*Text block*.
>>>>>

Re: [mm/page_alloc] f26b3fa046: netperf.Throughput_Mbps -18.0% regression

From: Aaron Lu
Date: Fri Apr 29 2022 - 07:29:53 EST


Hi Mel,

On Wed, Apr 20, 2022 at 09:35:26AM +0800, kernel test robot wrote:
>
> (please be noted we reported
> "[mm/page_alloc] 39907a939a: netperf.Throughput_Mbps -18.1% regression"
> on
> https://lore.kernel.org/all/20220228155733.GF1643@xsang-OptiPlex-9020/
> while the commit is on branch.
> now we still observe similar regression when it's on mainline, and we also
> observe a 13.2% improvement on another netperf subtest.
> so report again for information)
>
> Greeting,
>
> FYI, we noticed a -18.0% regression of netperf.Throughput_Mbps due to commit:
>
>
> commit: f26b3fa046116a7dedcaafe30083402113941451 ("mm/page_alloc: limit number of high-order pages on PCP during bulk free")
> https://git.kernel.org/cgit/linux/kernel/git/torvalds/linux.git master
>

So what this commit did is: if a CPU is always doing free(pcp->free_factor > 0)
and if the being freed high-order page's order is <= PAGE_ALLOC_COSTLY_ORDER,
then do not use PCP but directly free the page directly to buddy.

The rationale as explained in the commit's changelog is:
"
Netperf running on localhost exhibits this pattern and while it does not
matter for some machines, it does matter for others with smaller caches
where cache misses cause problems due to reduced page reuse. Pages
freed directly to the buddy list may be reused quickly while still cache
hot where as storing on the PCP lists may be cold by the time
free_pcppages_bulk() is called.

<<<<<

*Problem details*.
Reproduce the text of this netperf regression email verbatim, starting with "On Wed, Apr" and going on through "again for information)".

*Data lines*.
>>>>>

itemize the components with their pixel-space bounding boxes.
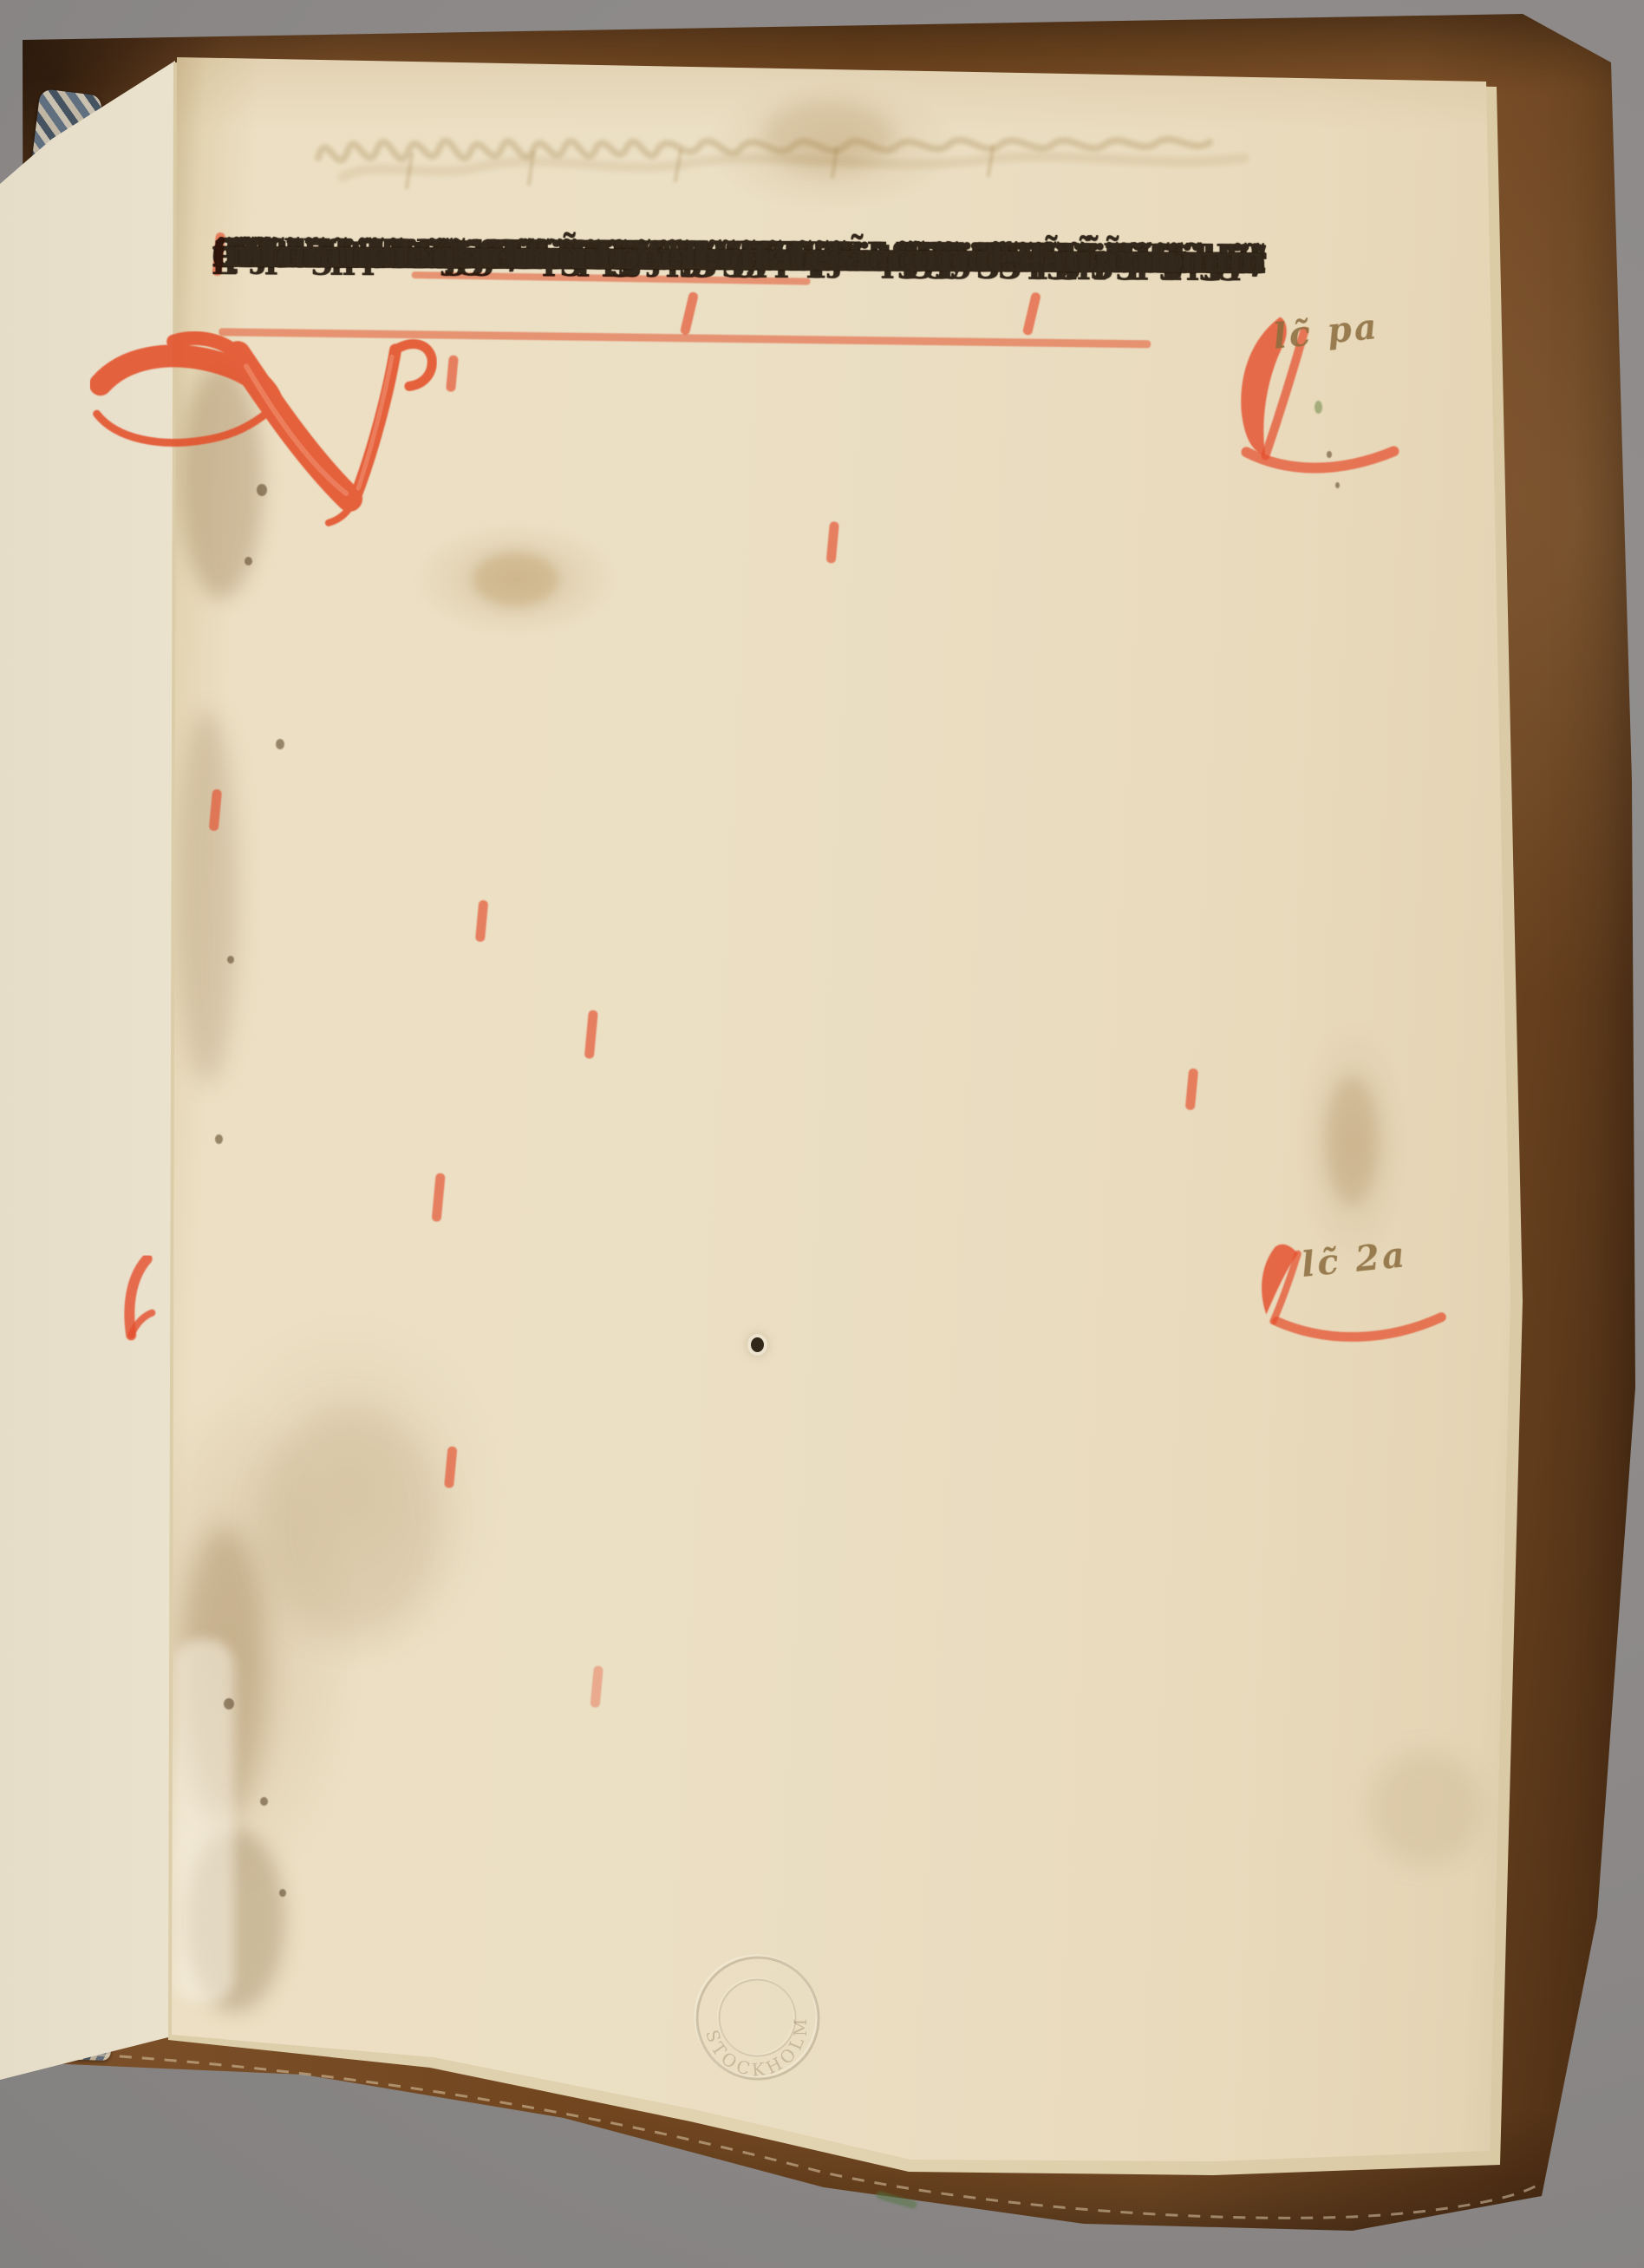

<<<<<

*Task result*.
On Wed, Apr 20, 2022 at 09:35:26AM +0800, kernel test robot wrote:
>
> (please be noted we reported
> "[mm/page_alloc] 39907a939a: netperf.Throughput_Mbps -18.1% regression"
> on
> https://lore.kernel.org/all/20220228155733.GF1643@xsang-OptiPlex-9020/
> while the commit is on branch.
> now we still observe similar regression when it's on mainline, and we also
> observe a 13.2% improvement on another netperf subtest.
> so report again for information)